Look through the listing below and report how many lines contain "this", as a bare number.

Items from a dataset
* * *

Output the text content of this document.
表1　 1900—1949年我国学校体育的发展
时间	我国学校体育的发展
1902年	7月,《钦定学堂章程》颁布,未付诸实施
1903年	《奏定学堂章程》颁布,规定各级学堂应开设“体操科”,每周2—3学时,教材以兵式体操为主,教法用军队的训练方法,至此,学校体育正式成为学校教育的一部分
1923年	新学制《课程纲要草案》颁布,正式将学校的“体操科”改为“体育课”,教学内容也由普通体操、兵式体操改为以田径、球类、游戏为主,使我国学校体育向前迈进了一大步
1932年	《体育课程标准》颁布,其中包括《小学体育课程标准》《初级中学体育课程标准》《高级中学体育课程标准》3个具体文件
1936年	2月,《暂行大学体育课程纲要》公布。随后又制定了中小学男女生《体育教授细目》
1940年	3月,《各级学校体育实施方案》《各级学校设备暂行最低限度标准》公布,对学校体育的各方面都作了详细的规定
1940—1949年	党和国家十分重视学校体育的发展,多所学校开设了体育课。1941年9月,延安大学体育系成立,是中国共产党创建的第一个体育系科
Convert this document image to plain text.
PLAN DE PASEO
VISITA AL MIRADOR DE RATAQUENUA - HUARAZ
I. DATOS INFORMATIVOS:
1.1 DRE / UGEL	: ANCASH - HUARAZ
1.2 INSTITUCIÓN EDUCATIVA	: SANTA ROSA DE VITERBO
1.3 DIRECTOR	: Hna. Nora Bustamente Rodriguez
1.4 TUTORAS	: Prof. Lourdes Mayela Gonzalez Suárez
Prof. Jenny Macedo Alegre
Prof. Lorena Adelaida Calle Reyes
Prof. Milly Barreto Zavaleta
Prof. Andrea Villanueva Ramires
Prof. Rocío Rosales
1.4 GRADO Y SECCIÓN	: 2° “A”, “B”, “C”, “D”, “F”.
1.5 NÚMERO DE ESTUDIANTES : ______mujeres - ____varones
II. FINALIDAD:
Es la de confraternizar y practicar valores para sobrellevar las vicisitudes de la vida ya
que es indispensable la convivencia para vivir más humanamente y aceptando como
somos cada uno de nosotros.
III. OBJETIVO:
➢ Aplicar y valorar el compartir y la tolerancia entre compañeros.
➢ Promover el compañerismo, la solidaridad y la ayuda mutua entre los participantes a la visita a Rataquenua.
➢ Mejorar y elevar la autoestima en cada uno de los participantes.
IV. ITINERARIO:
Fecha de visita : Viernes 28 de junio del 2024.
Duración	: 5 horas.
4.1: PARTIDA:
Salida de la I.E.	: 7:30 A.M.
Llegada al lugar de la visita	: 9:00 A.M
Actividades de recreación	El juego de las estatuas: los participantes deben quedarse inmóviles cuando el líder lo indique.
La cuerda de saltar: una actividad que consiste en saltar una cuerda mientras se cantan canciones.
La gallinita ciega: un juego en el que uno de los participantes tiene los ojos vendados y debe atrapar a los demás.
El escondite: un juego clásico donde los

* * *

# Task result:
2